◆ RECORDS SHOWN
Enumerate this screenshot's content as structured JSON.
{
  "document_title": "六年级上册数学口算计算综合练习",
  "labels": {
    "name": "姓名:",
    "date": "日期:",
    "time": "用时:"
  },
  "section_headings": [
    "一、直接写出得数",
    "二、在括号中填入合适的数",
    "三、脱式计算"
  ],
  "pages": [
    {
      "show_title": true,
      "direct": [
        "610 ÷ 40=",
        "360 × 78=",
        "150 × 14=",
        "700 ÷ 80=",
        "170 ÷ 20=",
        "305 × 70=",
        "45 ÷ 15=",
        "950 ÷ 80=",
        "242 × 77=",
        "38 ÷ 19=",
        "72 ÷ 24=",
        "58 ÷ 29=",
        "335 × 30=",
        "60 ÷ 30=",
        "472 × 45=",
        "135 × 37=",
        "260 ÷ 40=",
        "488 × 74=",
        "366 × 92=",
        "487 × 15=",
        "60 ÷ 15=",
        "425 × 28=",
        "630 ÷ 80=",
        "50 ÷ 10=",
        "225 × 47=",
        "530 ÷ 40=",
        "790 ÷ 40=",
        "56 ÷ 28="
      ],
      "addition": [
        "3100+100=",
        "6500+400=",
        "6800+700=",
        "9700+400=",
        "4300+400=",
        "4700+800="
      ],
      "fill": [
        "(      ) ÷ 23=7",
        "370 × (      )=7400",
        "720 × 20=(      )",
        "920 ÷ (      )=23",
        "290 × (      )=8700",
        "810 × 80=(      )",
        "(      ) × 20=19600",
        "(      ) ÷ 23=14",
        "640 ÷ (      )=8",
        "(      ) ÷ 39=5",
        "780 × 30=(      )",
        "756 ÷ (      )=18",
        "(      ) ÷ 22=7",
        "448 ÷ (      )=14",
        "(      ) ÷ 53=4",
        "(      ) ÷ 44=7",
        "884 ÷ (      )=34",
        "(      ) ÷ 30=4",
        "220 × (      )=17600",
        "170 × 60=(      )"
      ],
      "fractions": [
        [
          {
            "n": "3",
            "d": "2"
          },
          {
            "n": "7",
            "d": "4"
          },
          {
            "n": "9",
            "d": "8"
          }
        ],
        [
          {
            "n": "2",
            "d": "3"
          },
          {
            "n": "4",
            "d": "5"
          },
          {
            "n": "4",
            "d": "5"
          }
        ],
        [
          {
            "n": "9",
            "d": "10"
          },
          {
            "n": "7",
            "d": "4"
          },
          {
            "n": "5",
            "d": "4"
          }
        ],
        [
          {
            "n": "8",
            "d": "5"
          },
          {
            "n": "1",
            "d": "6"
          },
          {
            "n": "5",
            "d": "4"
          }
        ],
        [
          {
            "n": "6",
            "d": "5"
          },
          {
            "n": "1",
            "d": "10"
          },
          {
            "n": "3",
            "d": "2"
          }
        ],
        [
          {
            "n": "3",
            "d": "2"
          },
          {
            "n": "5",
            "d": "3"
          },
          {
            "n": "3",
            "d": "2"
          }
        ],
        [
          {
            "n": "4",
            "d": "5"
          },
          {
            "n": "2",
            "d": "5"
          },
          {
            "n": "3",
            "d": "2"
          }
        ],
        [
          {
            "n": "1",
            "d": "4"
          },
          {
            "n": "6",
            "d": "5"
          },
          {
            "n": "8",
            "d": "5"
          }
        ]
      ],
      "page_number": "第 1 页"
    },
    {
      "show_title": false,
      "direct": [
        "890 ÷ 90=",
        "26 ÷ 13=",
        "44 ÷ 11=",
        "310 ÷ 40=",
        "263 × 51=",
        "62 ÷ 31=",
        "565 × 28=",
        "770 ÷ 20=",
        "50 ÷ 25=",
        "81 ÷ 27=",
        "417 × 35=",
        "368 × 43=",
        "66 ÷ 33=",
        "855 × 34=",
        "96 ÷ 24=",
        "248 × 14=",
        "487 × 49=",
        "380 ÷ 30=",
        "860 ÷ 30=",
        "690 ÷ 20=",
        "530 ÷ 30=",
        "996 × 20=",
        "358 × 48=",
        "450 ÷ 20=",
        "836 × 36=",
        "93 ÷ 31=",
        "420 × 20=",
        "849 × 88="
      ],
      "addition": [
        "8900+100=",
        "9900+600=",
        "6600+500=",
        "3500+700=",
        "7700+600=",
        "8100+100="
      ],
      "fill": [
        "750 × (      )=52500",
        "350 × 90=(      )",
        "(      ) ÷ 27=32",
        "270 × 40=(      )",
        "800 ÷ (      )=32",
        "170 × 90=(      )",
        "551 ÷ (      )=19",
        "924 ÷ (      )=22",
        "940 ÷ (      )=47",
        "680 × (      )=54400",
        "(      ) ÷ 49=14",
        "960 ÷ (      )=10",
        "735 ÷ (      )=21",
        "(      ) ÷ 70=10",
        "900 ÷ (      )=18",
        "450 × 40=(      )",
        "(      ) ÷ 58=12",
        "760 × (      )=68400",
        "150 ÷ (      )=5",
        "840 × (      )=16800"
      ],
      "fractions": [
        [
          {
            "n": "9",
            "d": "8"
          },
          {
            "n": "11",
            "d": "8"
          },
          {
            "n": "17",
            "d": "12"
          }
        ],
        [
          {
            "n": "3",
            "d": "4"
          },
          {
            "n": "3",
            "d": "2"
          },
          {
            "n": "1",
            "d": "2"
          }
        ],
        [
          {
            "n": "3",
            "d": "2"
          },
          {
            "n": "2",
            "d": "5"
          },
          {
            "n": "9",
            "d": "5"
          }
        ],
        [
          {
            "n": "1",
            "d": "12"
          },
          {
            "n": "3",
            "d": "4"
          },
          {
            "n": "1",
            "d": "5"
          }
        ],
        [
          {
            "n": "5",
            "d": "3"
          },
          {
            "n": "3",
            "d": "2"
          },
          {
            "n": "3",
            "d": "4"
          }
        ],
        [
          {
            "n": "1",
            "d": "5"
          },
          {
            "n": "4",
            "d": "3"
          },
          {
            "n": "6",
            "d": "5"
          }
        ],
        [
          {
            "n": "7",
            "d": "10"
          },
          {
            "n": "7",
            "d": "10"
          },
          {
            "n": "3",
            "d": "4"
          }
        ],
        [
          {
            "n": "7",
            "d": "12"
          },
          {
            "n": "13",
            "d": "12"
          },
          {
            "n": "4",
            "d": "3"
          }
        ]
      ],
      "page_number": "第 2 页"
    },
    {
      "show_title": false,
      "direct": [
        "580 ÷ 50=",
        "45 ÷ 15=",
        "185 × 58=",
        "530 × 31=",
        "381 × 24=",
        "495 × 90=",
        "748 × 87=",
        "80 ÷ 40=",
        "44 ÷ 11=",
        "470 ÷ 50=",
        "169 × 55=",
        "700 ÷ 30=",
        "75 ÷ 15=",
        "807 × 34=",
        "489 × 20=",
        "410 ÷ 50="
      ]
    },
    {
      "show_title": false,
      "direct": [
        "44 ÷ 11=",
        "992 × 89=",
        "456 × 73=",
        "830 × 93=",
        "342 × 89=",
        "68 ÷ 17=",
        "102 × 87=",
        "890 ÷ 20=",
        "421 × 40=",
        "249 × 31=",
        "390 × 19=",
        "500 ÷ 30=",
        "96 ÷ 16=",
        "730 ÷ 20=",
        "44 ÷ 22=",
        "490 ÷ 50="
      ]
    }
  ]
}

◆ DIRECTIONS
Copy the records above exactly.

◆ CORRECT RESPONSE
Enumerate this screenshot's content as structured JSON.
{
  "document_title": "六年级上册数学口算计算综合练习",
  "labels": {
    "name": "姓名:",
    "date": "日期:",
    "time": "用时:"
  },
  "section_headings": [
    "一、直接写出得数",
    "二、在括号中填入合适的数",
    "三、脱式计算"
  ],
  "pages": [
    {
      "show_title": true,
      "direct": [
        "610 ÷ 40=",
        "360 × 78=",
        "150 × 14=",
        "700 ÷ 80=",
        "170 ÷ 20=",
        "305 × 70=",
        "45 ÷ 15=",
        "950 ÷ 80=",
        "242 × 77=",
        "38 ÷ 19=",
        "72 ÷ 24=",
        "58 ÷ 29=",
        "335 × 30=",
        "60 ÷ 30=",
        "472 × 45=",
        "135 × 37=",
        "260 ÷ 40=",
        "488 × 74=",
        "366 × 92=",
        "487 × 15=",
        "60 ÷ 15=",
        "425 × 28=",
        "630 ÷ 80=",
        "50 ÷ 10=",
        "225 × 47=",
        "530 ÷ 40=",
        "790 ÷ 40=",
        "56 ÷ 28="
      ],
      "addition": [
        "3100+100=",
        "6500+400=",
        "6800+700=",
        "9700+400=",
        "4300+400=",
        "4700+800="
      ],
      "fill": [
        "(      ) ÷ 23=7",
        "370 × (      )=7400",
        "720 × 20=(      )",
        "920 ÷ (      )=23",
        "290 × (      )=8700",
        "810 × 80=(      )",
        "(      ) × 20=19600",
        "(      ) ÷ 23=14",
        "640 ÷ (      )=8",
        "(      ) ÷ 39=5",
        "780 × 30=(      )",
        "756 ÷ (      )=18",
        "(      ) ÷ 22=7",
        "448 ÷ (      )=14",
        "(      ) ÷ 53=4",
        "(      ) ÷ 44=7",
        "884 ÷ (      )=34",
        "(      ) ÷ 30=4",
        "220 × (      )=17600",
        "170 × 60=(      )"
      ],
      "fractions": [
        [
          {
            "n": "3",
            "d": "2"
          },
          {
            "n": "7",
            "d": "4"
          },
          {
            "n": "9",
            "d": "8"
          }
        ],
        [
          {
            "n": "2",
            "d": "3"
          },
          {
            "n": "4",
            "d": "5"
          },
          {
            "n": "4",
            "d": "5"
          }
        ],
        [
          {
            "n": "9",
            "d": "10"
          },
          {
            "n": "7",
            "d": "4"
          },
          {
            "n": "5",
            "d": "4"
          }
        ],
        [
          {
            "n": "8",
            "d": "5"
          },
          {
            "n": "1",
            "d": "6"
          },
          {
            "n": "5",
            "d": "4"
          }
        ],
        [
          {
            "n": "6",
            "d": "5"
          },
          {
            "n": "1",
            "d": "10"
          },
          {
            "n": "3",
            "d": "2"
          }
        ],
        [
          {
            "n": "3",
            "d": "2"
          },
          {
            "n": "5",
            "d": "3"
          },
          {
            "n": "3",
            "d": "2"
          }
        ],
        [
          {
            "n": "4",
            "d": "5"
          },
          {
            "n": "2",
            "d": "5"
          },
          {
            "n": "3",
            "d": "2"
          }
        ],
        [
          {
            "n": "1",
            "d": "4"
          },
          {
            "n": "6",
            "d": "5"
          },
          {
            "n": "8",
            "d": "5"
          }
        ]
      ],
      "page_number": "第 1 页"
    },
    {
      "show_title": false,
      "direct": [
        "890 ÷ 90=",
        "26 ÷ 13=",
        "44 ÷ 11=",
        "310 ÷ 40=",
        "263 × 51=",
        "62 ÷ 31=",
        "565 × 28=",
        "770 ÷ 20=",
        "50 ÷ 25=",
        "81 ÷ 27=",
        "417 × 35=",
        "368 × 43=",
        "66 ÷ 33=",
        "855 × 34=",
        "96 ÷ 24=",
        "248 × 14=",
        "487 × 49=",
        "380 ÷ 30=",
        "860 ÷ 30=",
        "690 ÷ 20=",
        "530 ÷ 30=",
        "996 × 20=",
        "358 × 48=",
        "450 ÷ 20=",
        "836 × 36=",
        "93 ÷ 31=",
        "420 × 20=",
        "849 × 88="
      ],
      "addition": [
        "8900+100=",
        "9900+600=",
        "6600+500=",
        "3500+700=",
        "7700+600=",
        "8100+100="
      ],
      "fill": [
        "750 × (      )=52500",
        "350 × 90=(      )",
        "(      ) ÷ 27=32",
        "270 × 40=(      )",
        "800 ÷ (      )=32",
        "170 × 90=(      )",
        "551 ÷ (      )=19",
        "924 ÷ (      )=22",
        "940 ÷ (      )=47",
        "680 × (      )=54400",
        "(      ) ÷ 49=14",
        "960 ÷ (      )=10",
        "735 ÷ (      )=21",
        "(      ) ÷ 70=10",
        "900 ÷ (      )=18",
        "450 × 40=(      )",
        "(      ) ÷ 58=12",
        "760 × (      )=68400",
        "150 ÷ (      )=5",
        "840 × (      )=16800"
      ],
      "fractions": [
        [
          {
            "n": "9",
            "d": "8"
          },
          {
            "n": "11",
            "d": "8"
          },
          {
            "n": "17",
            "d": "12"
          }
        ],
        [
          {
            "n": "3",
            "d": "4"
          },
          {
            "n": "3",
            "d": "2"
          },
          {
            "n": "1",
            "d": "2"
          }
        ],
        [
          {
            "n": "3",
            "d": "2"
          },
          {
            "n": "2",
            "d": "5"
          },
          {
            "n": "9",
            "d": "5"
          }
        ],
        [
          {
            "n": "1",
            "d": "12"
          },
          {
            "n": "3",
            "d": "4"
          },
          {
            "n": "1",
            "d": "5"
          }
        ],
        [
          {
            "n": "5",
            "d": "3"
          },
          {
            "n": "3",
            "d": "2"
          },
          {
            "n": "3",
            "d": "4"
          }
        ],
        [
          {
            "n": "1",
            "d": "5"
          },
          {
            "n": "4",
            "d": "3"
          },
          {
            "n": "6",
            "d": "5"
          }
        ],
        [
          {
            "n": "7",
            "d": "10"
          },
          {
            "n": "7",
            "d": "10"
          },
          {
            "n": "3",
            "d": "4"
          }
        ],
        [
          {
            "n": "7",
            "d": "12"
          },
          {
            "n": "13",
            "d": "12"
          },
          {
            "n": "4",
            "d": "3"
          }
        ]
      ],
      "page_number": "第 2 页"
    },
    {
      "show_title": false,
      "direct": [
        "580 ÷ 50=",
        "45 ÷ 15=",
        "185 × 58=",
        "530 × 31=",
        "381 × 24=",
        "495 × 90=",
        "748 × 87=",
        "80 ÷ 40=",
        "44 ÷ 11=",
        "470 ÷ 50=",
        "169 × 55=",
        "700 ÷ 30=",
        "75 ÷ 15=",
        "807 × 34=",
        "489 × 20=",
        "410 ÷ 50="
      ]
    },
    {
      "show_title": false,
      "direct": [
        "44 ÷ 11=",
        "992 × 89=",
        "456 × 73=",
        "830 × 93=",
        "342 × 89=",
        "68 ÷ 17=",
        "102 × 87=",
        "890 ÷ 20=",
        "421 × 40=",
        "249 × 31=",
        "390 × 19=",
        "500 ÷ 30=",
        "96 ÷ 16=",
        "730 ÷ 20=",
        "44 ÷ 22=",
        "490 ÷ 50="
      ]
    }
  ]
}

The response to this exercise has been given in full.